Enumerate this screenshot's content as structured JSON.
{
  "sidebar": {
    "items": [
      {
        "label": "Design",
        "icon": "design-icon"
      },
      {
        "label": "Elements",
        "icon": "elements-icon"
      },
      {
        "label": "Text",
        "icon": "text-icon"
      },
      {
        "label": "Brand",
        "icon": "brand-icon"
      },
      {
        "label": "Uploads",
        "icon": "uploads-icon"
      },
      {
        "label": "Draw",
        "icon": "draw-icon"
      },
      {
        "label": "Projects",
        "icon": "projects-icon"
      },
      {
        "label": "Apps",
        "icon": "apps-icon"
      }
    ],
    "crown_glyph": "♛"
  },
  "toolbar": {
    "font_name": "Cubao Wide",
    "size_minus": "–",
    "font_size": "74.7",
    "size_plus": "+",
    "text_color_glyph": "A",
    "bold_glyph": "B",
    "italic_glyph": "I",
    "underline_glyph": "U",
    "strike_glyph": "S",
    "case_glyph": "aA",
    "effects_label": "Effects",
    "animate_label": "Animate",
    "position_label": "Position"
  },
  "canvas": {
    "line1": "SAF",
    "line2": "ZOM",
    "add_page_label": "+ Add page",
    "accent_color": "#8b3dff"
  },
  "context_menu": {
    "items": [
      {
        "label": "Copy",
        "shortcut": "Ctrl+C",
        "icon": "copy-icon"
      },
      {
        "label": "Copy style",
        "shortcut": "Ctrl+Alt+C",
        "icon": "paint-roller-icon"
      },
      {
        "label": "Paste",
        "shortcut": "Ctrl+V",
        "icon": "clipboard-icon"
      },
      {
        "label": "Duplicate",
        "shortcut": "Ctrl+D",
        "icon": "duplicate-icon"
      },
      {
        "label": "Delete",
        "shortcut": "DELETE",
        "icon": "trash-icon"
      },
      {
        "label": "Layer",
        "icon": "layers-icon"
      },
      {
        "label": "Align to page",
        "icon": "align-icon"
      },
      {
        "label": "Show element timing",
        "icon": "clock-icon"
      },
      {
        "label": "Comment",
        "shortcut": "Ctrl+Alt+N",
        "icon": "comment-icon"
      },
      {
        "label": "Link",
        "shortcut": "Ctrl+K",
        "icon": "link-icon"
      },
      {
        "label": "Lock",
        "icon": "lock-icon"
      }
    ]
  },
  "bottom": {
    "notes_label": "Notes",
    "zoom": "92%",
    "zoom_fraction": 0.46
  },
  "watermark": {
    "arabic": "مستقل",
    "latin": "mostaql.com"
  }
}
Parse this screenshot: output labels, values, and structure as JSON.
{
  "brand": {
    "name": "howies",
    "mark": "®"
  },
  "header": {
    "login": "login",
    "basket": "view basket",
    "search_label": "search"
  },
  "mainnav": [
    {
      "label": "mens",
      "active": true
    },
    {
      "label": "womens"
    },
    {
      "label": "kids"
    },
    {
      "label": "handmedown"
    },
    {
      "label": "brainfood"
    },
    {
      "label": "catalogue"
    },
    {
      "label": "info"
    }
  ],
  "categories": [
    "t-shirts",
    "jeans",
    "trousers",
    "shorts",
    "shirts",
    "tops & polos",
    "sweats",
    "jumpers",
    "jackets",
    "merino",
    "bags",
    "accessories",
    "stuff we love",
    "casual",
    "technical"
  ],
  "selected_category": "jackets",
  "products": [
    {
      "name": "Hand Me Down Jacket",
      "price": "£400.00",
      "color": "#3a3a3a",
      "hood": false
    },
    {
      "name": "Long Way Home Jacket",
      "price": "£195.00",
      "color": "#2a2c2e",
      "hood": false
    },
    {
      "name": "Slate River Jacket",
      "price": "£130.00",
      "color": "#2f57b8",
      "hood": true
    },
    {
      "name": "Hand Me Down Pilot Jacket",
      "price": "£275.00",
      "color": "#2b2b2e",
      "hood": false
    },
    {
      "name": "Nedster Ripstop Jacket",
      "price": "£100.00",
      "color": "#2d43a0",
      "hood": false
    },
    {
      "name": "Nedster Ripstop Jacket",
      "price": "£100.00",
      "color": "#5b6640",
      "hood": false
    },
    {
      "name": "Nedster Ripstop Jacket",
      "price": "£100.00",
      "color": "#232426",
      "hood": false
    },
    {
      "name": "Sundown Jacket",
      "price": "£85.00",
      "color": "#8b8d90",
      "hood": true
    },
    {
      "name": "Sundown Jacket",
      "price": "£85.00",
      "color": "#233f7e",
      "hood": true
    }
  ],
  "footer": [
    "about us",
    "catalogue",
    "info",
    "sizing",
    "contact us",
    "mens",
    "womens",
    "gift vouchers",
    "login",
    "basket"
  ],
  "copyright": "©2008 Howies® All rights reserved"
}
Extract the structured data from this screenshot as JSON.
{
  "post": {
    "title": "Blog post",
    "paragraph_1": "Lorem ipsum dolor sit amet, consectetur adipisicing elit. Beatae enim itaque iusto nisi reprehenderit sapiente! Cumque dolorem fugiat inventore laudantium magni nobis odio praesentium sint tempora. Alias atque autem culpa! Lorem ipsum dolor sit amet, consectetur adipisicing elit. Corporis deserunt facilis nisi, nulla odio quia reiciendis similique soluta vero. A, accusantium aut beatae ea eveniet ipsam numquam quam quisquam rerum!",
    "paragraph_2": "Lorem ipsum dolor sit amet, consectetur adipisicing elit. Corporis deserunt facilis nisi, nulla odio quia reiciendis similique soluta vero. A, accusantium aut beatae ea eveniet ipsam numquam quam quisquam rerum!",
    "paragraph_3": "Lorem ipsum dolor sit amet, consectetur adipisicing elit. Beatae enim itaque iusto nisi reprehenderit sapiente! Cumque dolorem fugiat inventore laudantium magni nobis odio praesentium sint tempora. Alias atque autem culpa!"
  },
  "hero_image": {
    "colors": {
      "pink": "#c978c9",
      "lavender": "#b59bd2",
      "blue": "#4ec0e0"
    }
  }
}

----------

* What you need to do
Extract each line from the listing that holds the word "reprehenderit".

* Completed task
    "paragraph_1": "Lorem ipsum dolor sit amet, consectetur adipisicing elit. Beatae enim itaque iusto nisi reprehenderit sapiente! Cumque dolorem fugiat inventore laudantium magni nobis odio praesentium sint tempora. Alias atque autem culpa! Lorem ipsum dolor sit amet, consectetur adipisicing elit. Corporis deserunt facilis nisi, nulla odio quia reiciendis similique soluta vero. A, accusantium aut beatae ea eveniet ipsam numquam quam quisquam rerum!",
    "paragraph_3": "Lorem ipsum dolor sit amet, consectetur adipisicing elit. Beatae enim itaque iusto nisi reprehenderit sapiente! Cumque dolorem fugiat inventore laudantium magni nobis odio praesentium sint tempora. Alias atque autem culpa!"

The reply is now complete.